### Instruction
Retype the whole listing, please, keeping every line exact and dropping the pictures.

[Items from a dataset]
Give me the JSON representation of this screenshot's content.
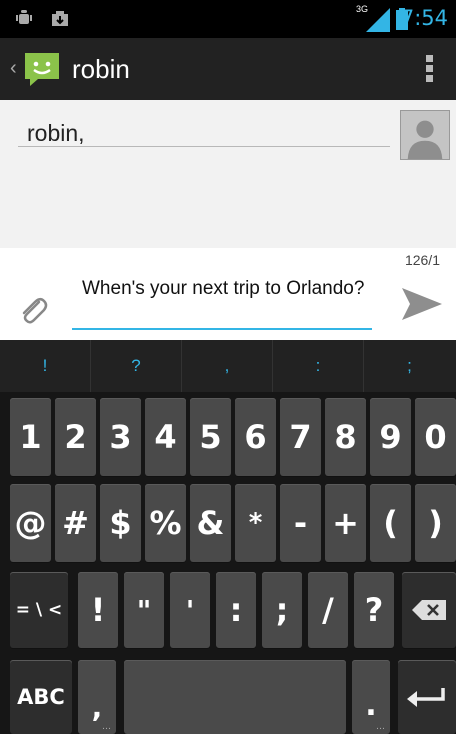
{
  "status": {
    "network_label": "3G",
    "time": "7:54",
    "icons": [
      "android-debug-icon",
      "download-icon",
      "signal-icon",
      "battery-icon"
    ]
  },
  "actionbar": {
    "title": "robin",
    "icons": [
      "up-chevron-icon",
      "messaging-app-icon",
      "overflow-menu-icon"
    ]
  },
  "recipients": {
    "to_text": "robin,",
    "icons": [
      "contact-photo-icon"
    ]
  },
  "compose": {
    "counter": "126/1",
    "message": "When's your next trip to Orlando?",
    "icons": [
      "attach-icon",
      "send-icon"
    ]
  },
  "keyboard": {
    "suggestions": [
      "!",
      "?",
      ",",
      ":",
      ";"
    ],
    "row_numbers": [
      "1",
      "2",
      "3",
      "4",
      "5",
      "6",
      "7",
      "8",
      "9",
      "0"
    ],
    "row_symbols1": [
      "@",
      "#",
      "$",
      "%",
      "&",
      "*",
      "-",
      "+",
      "(",
      ")"
    ],
    "row_symbols2": [
      "= \\ <",
      "!",
      "\"",
      "'",
      ":",
      ";",
      "/",
      "?"
    ],
    "row_bottom": {
      "abc": "ABC",
      "comma": ",",
      "space": "",
      "period": ".",
      "enter": "enter"
    },
    "colors": {
      "accent": "#33b5e5",
      "key": "#4a4a4a",
      "key_dark": "#2d2d2d"
    }
  }
}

### The response
Give me the JSON representation of this screenshot's content.
{
  "status": {
    "network_label": "3G",
    "time": "7:54",
    "icons": [
      "android-debug-icon",
      "download-icon",
      "signal-icon",
      "battery-icon"
    ]
  },
  "actionbar": {
    "title": "robin",
    "icons": [
      "up-chevron-icon",
      "messaging-app-icon",
      "overflow-menu-icon"
    ]
  },
  "recipients": {
    "to_text": "robin,",
    "icons": [
      "contact-photo-icon"
    ]
  },
  "compose": {
    "counter": "126/1",
    "message": "When's your next trip to Orlando?",
    "icons": [
      "attach-icon",
      "send-icon"
    ]
  },
  "keyboard": {
    "suggestions": [
      "!",
      "?",
      ",",
      ":",
      ";"
    ],
    "row_numbers": [
      "1",
      "2",
      "3",
      "4",
      "5",
      "6",
      "7",
      "8",
      "9",
      "0"
    ],
    "row_symbols1": [
      "@",
      "#",
      "$",
      "%",
      "&",
      "*",
      "-",
      "+",
      "(",
      ")"
    ],
    "row_symbols2": [
      "= \\ <",
      "!",
      "\"",
      "'",
      ":",
      ";",
      "/",
      "?"
    ],
    "row_bottom": {
      "abc": "ABC",
      "comma": ",",
      "space": "",
      "period": ".",
      "enter": "enter"
    },
    "colors": {
      "accent": "#33b5e5",
      "key": "#4a4a4a",
      "key_dark": "#2d2d2d"
    }
  }
}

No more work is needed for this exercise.